Aim: Transcribe the entries exactly; images are not part of the copy.

Saved entries
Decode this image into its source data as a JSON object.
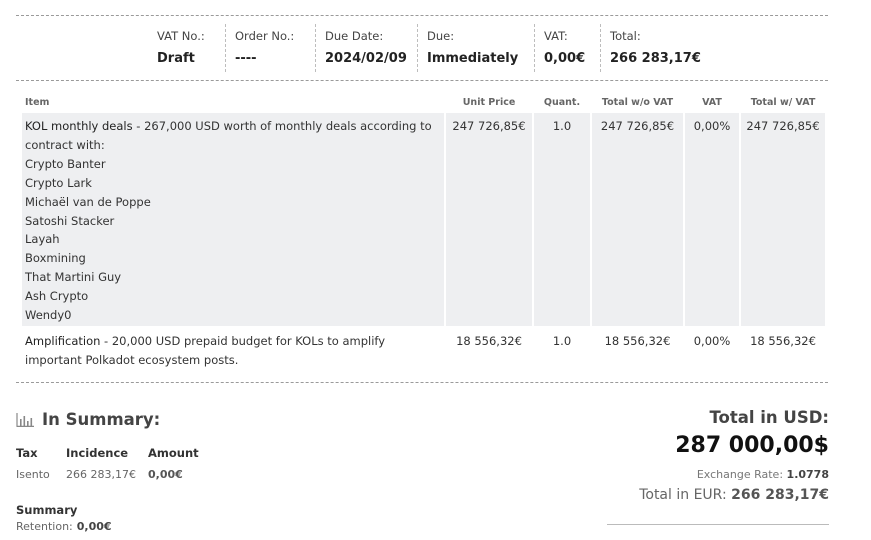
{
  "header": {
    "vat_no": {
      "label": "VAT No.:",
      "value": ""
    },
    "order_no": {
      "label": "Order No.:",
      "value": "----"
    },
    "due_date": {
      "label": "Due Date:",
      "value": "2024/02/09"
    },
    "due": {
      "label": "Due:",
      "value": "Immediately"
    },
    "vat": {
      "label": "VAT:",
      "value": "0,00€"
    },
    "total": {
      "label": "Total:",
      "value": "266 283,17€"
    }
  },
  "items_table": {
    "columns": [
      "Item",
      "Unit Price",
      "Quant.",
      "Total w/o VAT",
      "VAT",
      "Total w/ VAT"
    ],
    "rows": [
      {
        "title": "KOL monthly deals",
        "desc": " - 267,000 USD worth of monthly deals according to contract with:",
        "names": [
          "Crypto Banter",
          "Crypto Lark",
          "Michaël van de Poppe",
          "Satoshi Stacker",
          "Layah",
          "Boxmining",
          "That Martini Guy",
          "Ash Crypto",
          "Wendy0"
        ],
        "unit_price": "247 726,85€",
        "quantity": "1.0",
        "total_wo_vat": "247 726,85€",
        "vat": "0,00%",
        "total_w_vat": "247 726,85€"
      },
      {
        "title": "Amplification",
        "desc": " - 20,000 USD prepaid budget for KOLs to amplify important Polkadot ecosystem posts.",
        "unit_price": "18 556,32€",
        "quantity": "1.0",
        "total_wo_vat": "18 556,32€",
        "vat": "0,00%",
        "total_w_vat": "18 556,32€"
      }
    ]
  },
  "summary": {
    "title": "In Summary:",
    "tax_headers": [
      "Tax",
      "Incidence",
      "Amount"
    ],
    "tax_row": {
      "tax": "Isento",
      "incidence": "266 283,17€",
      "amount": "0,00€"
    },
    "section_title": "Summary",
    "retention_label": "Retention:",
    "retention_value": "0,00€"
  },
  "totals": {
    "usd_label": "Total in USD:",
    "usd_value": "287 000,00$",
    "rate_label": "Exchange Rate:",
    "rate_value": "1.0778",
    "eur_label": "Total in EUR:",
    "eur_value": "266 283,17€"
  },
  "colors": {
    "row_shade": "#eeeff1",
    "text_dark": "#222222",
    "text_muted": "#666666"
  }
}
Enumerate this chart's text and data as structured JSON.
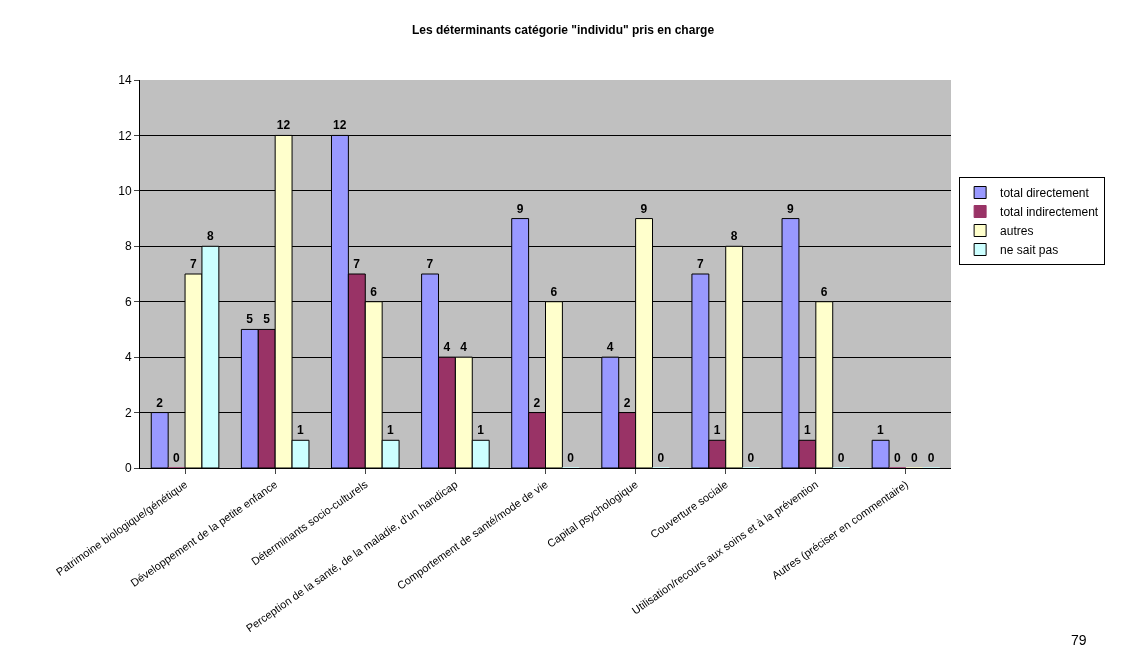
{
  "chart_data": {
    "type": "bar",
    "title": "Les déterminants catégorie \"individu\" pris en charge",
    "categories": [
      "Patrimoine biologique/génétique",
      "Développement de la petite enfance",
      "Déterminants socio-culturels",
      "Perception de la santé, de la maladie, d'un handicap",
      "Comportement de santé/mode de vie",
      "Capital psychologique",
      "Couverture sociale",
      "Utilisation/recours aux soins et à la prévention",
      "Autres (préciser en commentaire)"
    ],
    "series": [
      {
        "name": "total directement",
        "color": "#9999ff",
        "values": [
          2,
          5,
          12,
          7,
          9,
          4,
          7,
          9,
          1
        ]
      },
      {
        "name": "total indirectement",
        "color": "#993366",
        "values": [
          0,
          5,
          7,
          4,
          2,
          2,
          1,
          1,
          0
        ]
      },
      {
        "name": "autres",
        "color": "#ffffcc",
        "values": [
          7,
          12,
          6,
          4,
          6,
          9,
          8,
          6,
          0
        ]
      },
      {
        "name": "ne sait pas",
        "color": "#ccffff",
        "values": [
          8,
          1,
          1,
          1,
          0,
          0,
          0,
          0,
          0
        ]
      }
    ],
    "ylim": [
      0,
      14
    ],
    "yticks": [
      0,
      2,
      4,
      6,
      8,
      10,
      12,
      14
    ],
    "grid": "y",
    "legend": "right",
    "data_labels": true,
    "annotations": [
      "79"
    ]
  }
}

Expected answer:
Decode this image into its source data as a JSON object.
{
  "header": {
    "vat_no": {
      "label": "VAT No.:",
      "value": ""
    },
    "order_no": {
      "label": "Order No.:",
      "value": "----"
    },
    "due_date": {
      "label": "Due Date:",
      "value": "2024/02/09"
    },
    "due": {
      "label": "Due:",
      "value": "Immediately"
    },
    "vat": {
      "label": "VAT:",
      "value": "0,00€"
    },
    "total": {
      "label": "Total:",
      "value": "266 283,17€"
    }
  },
  "items_table": {
    "columns": [
      "Item",
      "Unit Price",
      "Quant.",
      "Total w/o VAT",
      "VAT",
      "Total w/ VAT"
    ],
    "rows": [
      {
        "title": "KOL monthly deals",
        "desc": " - 267,000 USD worth of monthly deals according to contract with:",
        "names": [
          "Crypto Banter",
          "Crypto Lark",
          "Michaël van de Poppe",
          "Satoshi Stacker",
          "Layah",
          "Boxmining",
          "That Martini Guy",
          "Ash Crypto",
          "Wendy0"
        ],
        "unit_price": "247 726,85€",
        "quantity": "1.0",
        "total_wo_vat": "247 726,85€",
        "vat": "0,00%",
        "total_w_vat": "247 726,85€"
      },
      {
        "title": "Amplification",
        "desc": " - 20,000 USD prepaid budget for KOLs to amplify important Polkadot ecosystem posts.",
        "unit_price": "18 556,32€",
        "quantity": "1.0",
        "total_wo_vat": "18 556,32€",
        "vat": "0,00%",
        "total_w_vat": "18 556,32€"
      }
    ]
  },
  "summary": {
    "title": "In Summary:",
    "tax_headers": [
      "Tax",
      "Incidence",
      "Amount"
    ],
    "tax_row": {
      "tax": "Isento",
      "incidence": "266 283,17€",
      "amount": "0,00€"
    },
    "section_title": "Summary",
    "retention_label": "Retention:",
    "retention_value": "0,00€"
  },
  "totals": {
    "usd_label": "Total in USD:",
    "usd_value": "287 000,00$",
    "rate_label": "Exchange Rate:",
    "rate_value": "1.0778",
    "eur_label": "Total in EUR:",
    "eur_value": "266 283,17€"
  },
  "colors": {
    "row_shade": "#eeeff1",
    "text_dark": "#222222",
    "text_muted": "#666666"
  }
}
Enumerate this chart's text and data as structured JSON.
{
  "chart_data": {
    "type": "bar",
    "title": "Les déterminants catégorie \"individu\" pris en charge",
    "categories": [
      "Patrimoine biologique/génétique",
      "Développement de la petite enfance",
      "Déterminants socio-culturels",
      "Perception de la santé, de la maladie, d'un handicap",
      "Comportement de santé/mode de vie",
      "Capital psychologique",
      "Couverture sociale",
      "Utilisation/recours aux soins et à la prévention",
      "Autres (préciser en commentaire)"
    ],
    "series": [
      {
        "name": "total directement",
        "color": "#9999ff",
        "values": [
          2,
          5,
          12,
          7,
          9,
          4,
          7,
          9,
          1
        ]
      },
      {
        "name": "total indirectement",
        "color": "#993366",
        "values": [
          0,
          5,
          7,
          4,
          2,
          2,
          1,
          1,
          0
        ]
      },
      {
        "name": "autres",
        "color": "#ffffcc",
        "values": [
          7,
          12,
          6,
          4,
          6,
          9,
          8,
          6,
          0
        ]
      },
      {
        "name": "ne sait pas",
        "color": "#ccffff",
        "values": [
          8,
          1,
          1,
          1,
          0,
          0,
          0,
          0,
          0
        ]
      }
    ],
    "ylim": [
      0,
      14
    ],
    "yticks": [
      0,
      2,
      4,
      6,
      8,
      10,
      12,
      14
    ],
    "grid": "y",
    "legend": "right",
    "data_labels": true,
    "annotations": [
      "79"
    ]
  }
}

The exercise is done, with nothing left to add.